■ **What needs to be done**: From the entries below, please gather each line containing the string "type".

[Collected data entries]

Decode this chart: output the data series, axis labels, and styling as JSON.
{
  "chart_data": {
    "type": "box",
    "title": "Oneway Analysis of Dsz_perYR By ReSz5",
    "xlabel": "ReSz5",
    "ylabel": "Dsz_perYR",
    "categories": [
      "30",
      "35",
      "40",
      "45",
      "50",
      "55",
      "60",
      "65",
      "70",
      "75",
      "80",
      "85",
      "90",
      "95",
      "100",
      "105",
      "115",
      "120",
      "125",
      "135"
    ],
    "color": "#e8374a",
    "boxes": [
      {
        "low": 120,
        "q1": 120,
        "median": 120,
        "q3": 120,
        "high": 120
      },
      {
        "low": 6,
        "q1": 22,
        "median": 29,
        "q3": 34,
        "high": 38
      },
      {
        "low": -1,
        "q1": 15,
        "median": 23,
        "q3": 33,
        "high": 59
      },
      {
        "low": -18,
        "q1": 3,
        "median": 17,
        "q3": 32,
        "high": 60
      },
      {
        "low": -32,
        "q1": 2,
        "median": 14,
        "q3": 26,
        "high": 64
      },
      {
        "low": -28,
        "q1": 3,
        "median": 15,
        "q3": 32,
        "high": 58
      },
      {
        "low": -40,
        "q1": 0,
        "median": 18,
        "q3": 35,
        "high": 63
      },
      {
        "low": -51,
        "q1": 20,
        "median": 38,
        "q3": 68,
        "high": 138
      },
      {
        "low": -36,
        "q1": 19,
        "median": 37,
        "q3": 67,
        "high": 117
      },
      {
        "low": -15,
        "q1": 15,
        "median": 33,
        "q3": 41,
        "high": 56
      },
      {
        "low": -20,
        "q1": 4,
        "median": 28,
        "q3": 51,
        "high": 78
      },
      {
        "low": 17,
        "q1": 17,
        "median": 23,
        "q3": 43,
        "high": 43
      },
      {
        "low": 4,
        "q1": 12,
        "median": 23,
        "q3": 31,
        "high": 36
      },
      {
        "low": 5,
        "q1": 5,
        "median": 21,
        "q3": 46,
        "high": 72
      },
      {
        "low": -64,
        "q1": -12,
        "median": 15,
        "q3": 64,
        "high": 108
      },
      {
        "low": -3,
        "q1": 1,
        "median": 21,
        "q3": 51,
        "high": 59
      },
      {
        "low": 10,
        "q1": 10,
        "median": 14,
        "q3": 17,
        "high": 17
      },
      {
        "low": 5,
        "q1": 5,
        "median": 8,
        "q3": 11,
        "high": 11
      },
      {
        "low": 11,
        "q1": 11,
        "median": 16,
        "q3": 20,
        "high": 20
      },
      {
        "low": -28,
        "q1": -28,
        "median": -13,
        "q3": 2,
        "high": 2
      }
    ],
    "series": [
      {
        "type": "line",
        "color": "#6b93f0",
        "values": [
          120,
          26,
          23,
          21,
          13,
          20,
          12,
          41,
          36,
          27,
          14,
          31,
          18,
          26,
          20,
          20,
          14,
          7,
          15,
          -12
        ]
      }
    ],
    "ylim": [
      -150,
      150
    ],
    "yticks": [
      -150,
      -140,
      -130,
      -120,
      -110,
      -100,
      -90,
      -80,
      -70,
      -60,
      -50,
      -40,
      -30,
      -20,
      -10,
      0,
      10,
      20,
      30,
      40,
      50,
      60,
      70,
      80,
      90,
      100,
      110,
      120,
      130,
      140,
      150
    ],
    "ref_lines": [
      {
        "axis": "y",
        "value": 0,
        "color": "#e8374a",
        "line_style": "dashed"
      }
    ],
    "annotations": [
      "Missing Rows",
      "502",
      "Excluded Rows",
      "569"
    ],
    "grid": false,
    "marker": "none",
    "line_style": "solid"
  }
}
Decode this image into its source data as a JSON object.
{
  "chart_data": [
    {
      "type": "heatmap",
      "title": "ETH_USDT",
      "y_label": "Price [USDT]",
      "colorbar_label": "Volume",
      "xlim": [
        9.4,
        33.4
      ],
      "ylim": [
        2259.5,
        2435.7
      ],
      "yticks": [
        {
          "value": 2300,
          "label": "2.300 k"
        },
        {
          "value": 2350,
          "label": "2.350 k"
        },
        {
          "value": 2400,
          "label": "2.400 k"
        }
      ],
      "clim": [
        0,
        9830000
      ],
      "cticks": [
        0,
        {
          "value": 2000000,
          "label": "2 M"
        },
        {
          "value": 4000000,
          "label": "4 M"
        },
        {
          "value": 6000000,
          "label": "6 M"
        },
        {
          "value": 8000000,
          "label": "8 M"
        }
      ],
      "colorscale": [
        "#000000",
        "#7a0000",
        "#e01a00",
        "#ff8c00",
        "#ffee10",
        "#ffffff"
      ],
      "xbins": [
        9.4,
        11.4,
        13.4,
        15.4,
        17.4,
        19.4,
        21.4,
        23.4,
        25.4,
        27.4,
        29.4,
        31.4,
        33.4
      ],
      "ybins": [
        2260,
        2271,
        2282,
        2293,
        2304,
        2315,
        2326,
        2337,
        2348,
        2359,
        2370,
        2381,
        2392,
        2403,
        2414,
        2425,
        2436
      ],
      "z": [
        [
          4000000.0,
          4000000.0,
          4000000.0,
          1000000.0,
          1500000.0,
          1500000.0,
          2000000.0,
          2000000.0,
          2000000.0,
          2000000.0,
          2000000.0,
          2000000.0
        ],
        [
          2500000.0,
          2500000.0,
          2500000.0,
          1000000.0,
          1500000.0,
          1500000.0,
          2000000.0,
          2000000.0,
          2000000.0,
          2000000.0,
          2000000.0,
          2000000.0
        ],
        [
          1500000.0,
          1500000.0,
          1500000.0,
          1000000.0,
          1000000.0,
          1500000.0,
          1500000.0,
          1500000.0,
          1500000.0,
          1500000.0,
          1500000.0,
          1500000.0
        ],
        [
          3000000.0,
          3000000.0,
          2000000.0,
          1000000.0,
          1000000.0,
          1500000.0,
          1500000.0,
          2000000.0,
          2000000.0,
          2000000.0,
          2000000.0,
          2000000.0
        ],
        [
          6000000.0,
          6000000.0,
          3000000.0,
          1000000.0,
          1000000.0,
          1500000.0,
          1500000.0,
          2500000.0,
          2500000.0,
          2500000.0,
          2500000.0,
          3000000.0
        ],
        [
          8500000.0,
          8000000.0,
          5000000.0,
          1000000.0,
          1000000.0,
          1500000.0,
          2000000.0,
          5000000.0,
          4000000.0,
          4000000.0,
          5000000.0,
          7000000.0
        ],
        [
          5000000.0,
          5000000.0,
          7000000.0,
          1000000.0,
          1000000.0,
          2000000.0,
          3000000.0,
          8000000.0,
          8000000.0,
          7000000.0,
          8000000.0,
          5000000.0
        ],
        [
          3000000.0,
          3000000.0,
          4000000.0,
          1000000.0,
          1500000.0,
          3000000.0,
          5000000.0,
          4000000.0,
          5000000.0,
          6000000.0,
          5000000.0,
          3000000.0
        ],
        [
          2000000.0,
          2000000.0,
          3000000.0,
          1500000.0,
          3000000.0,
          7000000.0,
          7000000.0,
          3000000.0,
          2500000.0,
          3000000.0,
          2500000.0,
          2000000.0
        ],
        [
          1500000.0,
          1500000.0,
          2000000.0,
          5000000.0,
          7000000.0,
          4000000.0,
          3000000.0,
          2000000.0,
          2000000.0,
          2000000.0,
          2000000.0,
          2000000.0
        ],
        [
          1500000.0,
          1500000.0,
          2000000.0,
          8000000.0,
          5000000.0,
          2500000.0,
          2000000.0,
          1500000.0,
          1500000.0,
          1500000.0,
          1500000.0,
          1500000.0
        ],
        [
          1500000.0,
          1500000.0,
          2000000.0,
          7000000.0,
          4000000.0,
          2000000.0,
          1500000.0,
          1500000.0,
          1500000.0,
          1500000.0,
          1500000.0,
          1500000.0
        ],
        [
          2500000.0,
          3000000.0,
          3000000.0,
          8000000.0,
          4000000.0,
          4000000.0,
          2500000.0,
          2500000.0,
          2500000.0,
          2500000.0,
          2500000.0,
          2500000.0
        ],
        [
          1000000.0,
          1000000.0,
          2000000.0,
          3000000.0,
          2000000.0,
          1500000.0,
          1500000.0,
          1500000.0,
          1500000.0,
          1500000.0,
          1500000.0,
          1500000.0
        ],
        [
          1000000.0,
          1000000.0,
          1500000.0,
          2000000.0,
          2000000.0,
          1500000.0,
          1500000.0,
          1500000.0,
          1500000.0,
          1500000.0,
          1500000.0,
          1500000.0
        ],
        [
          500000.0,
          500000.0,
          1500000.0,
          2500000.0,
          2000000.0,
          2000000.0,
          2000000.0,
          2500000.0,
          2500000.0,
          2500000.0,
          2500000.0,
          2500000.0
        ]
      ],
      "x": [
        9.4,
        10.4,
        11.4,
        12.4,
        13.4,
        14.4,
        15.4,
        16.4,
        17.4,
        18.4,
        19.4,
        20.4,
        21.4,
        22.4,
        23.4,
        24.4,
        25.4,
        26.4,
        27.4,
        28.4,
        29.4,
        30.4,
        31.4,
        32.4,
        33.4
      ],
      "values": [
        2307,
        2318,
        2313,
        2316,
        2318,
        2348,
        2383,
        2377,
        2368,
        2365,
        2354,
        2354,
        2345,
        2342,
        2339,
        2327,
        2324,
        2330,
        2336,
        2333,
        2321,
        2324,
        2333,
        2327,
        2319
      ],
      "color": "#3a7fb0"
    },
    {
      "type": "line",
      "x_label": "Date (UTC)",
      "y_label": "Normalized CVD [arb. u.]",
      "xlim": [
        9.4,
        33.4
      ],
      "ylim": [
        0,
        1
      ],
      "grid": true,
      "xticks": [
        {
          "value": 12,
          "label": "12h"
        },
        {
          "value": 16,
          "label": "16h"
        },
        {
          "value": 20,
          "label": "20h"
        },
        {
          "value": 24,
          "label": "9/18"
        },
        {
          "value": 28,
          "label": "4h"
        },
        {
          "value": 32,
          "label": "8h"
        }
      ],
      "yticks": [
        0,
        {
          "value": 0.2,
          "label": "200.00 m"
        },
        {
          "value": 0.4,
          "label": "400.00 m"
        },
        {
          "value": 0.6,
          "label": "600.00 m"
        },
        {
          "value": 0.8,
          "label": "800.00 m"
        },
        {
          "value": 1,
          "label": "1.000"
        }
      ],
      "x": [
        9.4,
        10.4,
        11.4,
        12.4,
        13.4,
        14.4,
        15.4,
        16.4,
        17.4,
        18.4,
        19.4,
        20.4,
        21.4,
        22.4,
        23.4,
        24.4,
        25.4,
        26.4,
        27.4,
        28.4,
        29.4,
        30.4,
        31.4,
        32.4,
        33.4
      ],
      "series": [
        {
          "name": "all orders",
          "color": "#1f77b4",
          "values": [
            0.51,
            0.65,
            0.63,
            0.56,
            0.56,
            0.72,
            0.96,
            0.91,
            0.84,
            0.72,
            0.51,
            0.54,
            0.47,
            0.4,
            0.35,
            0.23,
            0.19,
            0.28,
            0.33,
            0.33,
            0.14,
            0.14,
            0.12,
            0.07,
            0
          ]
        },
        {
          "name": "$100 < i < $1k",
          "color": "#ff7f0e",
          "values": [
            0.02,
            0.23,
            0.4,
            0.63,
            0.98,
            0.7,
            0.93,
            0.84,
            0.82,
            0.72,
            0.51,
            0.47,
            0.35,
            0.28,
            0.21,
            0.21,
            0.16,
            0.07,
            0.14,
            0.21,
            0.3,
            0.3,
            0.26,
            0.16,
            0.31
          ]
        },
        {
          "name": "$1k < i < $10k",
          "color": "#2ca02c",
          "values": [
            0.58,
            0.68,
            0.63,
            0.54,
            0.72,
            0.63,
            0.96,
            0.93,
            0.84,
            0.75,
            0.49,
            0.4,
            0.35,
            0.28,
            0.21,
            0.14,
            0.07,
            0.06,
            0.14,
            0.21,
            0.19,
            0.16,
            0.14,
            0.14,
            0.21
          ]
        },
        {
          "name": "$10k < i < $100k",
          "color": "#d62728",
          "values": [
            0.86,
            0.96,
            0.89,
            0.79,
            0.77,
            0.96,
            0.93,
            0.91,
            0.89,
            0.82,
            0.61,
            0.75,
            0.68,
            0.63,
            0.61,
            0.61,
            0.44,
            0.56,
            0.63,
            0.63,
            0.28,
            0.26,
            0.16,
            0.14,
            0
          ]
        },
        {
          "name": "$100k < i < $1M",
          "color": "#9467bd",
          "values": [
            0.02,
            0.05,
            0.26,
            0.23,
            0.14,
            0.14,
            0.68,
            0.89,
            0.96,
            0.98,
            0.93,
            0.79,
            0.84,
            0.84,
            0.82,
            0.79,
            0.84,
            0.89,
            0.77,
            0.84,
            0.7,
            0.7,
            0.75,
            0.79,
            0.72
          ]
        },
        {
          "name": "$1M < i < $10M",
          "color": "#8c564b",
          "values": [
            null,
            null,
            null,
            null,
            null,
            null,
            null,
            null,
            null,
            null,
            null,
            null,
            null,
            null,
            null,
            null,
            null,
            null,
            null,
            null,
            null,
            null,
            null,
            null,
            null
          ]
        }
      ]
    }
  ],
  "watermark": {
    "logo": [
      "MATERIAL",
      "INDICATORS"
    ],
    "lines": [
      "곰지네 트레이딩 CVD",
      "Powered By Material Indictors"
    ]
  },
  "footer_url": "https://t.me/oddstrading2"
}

■ **Solved problem**:
    "type": "box",
        "type": "line",
      "type": "heatmap",
      "type": "line",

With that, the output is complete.